Raw data:
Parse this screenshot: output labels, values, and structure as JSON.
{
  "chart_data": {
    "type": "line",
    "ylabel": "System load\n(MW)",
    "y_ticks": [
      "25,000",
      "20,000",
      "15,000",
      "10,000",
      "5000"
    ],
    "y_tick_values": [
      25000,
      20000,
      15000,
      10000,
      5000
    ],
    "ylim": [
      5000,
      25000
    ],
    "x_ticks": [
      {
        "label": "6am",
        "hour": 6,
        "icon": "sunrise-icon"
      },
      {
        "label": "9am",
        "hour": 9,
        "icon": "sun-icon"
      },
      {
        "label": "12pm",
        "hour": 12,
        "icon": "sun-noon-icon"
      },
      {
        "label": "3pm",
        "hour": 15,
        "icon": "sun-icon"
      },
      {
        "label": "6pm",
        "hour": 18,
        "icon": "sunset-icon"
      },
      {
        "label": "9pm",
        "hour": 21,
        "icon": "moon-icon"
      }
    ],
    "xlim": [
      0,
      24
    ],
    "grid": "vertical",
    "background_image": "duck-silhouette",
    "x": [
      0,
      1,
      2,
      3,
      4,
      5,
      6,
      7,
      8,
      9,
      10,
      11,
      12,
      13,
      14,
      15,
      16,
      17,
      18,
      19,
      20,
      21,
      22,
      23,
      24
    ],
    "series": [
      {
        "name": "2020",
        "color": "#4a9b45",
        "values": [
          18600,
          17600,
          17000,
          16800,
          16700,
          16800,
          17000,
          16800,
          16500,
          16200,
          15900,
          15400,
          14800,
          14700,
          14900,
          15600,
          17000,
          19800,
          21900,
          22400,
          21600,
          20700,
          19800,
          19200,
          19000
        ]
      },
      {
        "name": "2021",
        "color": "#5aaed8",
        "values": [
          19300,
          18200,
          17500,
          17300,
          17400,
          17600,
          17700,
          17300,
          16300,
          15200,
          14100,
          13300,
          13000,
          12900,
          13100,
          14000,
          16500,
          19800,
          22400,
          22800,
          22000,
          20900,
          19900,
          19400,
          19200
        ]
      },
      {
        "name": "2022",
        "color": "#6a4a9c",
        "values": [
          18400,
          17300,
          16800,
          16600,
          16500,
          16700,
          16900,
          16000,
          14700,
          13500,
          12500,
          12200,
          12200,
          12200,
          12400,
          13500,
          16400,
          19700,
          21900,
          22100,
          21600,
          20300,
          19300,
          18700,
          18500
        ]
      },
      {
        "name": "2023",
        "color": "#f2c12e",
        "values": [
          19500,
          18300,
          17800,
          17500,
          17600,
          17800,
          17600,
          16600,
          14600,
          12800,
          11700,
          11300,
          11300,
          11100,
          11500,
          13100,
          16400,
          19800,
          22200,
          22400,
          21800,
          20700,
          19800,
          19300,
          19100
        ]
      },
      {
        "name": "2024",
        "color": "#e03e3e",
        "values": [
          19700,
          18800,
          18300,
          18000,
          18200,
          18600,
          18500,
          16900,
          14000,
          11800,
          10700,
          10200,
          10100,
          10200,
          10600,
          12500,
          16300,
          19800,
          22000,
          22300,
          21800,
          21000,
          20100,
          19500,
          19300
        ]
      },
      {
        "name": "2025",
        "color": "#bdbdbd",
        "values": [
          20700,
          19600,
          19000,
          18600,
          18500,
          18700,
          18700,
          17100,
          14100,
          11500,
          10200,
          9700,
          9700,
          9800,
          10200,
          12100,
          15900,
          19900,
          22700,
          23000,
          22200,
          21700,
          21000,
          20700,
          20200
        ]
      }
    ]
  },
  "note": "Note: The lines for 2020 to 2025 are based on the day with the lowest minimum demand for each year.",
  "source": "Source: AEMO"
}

* * *

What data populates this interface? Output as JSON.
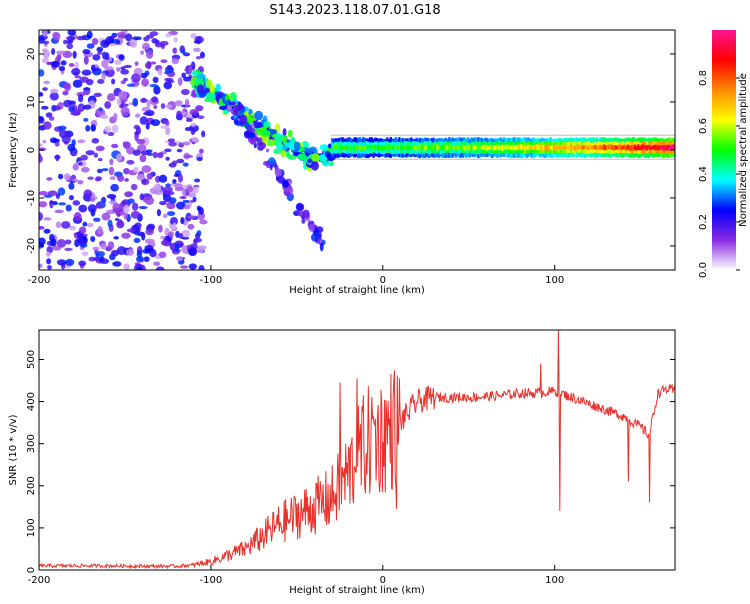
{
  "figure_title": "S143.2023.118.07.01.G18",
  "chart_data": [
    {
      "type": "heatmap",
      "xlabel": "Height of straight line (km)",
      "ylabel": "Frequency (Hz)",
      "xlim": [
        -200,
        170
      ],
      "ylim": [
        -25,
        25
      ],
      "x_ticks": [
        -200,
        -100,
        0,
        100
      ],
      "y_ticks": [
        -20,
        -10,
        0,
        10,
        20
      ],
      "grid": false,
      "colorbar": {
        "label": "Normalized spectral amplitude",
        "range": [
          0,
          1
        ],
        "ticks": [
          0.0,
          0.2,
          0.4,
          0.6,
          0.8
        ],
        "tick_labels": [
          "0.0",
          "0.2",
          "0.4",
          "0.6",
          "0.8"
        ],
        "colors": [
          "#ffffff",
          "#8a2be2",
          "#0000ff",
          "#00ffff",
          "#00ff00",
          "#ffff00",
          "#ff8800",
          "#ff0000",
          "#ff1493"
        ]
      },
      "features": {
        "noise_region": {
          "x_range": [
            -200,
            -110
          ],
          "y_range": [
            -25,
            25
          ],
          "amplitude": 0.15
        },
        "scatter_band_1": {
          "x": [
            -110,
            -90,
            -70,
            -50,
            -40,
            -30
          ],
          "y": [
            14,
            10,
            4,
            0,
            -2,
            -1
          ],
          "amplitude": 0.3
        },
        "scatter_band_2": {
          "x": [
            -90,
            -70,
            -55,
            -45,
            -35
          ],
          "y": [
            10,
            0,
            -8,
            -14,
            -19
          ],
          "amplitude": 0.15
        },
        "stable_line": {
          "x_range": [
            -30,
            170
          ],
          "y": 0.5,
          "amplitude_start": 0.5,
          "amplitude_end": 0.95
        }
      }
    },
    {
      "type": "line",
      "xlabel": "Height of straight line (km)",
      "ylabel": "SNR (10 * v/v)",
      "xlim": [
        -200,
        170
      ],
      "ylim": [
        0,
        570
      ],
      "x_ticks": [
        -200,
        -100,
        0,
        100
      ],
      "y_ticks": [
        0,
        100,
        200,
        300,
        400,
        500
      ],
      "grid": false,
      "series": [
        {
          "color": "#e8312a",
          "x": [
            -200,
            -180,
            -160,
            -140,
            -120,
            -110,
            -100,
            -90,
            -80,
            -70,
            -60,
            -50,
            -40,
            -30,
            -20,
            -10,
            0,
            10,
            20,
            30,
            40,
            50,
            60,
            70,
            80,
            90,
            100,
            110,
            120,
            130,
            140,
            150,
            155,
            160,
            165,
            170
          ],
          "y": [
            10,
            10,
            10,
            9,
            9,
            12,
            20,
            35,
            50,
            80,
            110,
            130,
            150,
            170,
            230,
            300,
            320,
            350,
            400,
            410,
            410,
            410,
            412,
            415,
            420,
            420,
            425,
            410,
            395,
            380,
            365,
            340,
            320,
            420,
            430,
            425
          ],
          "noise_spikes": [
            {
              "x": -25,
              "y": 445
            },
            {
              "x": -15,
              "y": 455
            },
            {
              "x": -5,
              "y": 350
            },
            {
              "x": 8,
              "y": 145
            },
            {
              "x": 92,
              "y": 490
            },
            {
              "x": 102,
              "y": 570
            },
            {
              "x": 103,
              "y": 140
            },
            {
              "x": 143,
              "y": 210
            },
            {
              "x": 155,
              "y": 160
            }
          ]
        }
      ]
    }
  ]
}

---

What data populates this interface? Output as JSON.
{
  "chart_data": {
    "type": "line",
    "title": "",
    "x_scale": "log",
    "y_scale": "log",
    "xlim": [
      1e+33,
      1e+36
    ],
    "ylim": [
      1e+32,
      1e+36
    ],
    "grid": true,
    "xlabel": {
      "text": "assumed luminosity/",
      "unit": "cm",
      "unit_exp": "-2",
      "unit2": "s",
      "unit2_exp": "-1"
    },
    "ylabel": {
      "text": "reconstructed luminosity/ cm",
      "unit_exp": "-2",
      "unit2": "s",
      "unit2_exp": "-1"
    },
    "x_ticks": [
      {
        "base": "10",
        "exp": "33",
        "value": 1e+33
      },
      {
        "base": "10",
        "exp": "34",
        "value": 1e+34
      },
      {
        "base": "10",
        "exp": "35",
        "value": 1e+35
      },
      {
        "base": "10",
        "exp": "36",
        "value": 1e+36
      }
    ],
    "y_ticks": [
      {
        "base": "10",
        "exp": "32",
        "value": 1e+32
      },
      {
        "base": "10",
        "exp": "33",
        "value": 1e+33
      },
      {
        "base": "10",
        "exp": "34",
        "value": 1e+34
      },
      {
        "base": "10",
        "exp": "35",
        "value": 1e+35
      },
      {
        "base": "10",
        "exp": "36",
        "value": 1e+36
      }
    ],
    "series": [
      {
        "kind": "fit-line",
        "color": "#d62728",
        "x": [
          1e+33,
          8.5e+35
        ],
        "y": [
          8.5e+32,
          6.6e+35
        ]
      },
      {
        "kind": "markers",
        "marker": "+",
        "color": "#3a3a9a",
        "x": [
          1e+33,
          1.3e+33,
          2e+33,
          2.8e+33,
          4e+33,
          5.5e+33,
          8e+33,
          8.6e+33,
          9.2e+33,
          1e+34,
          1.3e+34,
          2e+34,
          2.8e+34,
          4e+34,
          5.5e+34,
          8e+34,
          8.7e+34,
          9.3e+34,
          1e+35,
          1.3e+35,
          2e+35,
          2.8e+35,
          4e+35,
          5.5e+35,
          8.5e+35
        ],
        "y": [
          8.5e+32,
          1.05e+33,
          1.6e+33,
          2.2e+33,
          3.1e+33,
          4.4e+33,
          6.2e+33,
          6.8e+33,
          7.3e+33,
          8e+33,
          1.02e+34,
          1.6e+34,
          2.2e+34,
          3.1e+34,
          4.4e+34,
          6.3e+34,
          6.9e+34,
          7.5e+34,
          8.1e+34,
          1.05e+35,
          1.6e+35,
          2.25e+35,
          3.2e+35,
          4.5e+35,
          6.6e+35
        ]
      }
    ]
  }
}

Work to be completed:
Where a line of the data holds "type", show that line.

Reply to the task:
    "type": "line",
      "type": "heatmap",
      "type": "line",
    "type": "line",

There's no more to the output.